## Data

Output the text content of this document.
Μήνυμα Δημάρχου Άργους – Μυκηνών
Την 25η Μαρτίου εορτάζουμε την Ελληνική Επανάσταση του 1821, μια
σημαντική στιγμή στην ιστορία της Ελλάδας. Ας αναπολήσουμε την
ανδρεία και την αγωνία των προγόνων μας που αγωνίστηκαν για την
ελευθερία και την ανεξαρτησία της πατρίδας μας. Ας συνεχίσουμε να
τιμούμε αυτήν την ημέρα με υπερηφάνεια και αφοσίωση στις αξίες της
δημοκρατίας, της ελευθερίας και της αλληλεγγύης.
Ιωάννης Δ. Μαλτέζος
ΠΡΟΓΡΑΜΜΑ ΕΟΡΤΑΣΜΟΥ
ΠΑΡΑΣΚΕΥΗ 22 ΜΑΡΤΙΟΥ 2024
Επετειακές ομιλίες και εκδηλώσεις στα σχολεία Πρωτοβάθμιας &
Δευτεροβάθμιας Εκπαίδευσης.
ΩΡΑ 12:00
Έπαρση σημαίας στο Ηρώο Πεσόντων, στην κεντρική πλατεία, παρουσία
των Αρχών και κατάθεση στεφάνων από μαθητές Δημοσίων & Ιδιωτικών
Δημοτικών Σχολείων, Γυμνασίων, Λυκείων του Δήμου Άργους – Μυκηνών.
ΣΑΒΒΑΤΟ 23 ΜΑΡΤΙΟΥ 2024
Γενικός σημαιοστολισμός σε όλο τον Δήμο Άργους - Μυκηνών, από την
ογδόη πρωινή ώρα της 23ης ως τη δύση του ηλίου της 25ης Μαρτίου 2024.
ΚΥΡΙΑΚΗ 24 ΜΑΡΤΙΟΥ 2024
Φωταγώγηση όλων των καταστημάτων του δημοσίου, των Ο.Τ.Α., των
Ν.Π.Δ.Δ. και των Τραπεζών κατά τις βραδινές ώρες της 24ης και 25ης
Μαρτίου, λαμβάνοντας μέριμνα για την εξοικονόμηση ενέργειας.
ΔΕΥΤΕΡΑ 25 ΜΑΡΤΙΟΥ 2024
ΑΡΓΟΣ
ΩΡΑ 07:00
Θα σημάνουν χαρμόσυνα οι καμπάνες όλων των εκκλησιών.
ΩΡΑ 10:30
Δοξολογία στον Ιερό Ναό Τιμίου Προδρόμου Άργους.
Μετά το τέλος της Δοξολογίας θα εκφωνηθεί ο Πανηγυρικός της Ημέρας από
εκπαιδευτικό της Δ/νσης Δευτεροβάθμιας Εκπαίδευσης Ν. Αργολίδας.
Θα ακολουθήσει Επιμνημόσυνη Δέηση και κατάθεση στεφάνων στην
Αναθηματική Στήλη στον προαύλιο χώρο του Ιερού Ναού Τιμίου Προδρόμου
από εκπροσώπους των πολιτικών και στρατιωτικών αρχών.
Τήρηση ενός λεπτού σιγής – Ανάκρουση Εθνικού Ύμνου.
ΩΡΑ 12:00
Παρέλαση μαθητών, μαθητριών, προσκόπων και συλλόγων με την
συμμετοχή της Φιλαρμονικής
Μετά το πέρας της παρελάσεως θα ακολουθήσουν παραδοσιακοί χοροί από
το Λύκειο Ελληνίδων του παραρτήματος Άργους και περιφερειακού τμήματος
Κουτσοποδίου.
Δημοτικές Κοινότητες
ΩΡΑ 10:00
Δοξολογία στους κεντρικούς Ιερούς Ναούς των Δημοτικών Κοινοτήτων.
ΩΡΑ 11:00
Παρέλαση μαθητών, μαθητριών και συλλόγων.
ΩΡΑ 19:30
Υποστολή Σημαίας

## Brief
Using the listing above, pick out each line that contains the word "Παρέλαση", then copy it.

## Result of this task
Παρέλαση μαθητών, μαθητριών, προσκόπων και συλλόγων με την
Παρέλαση μαθητών, μαθητριών και συλλόγων.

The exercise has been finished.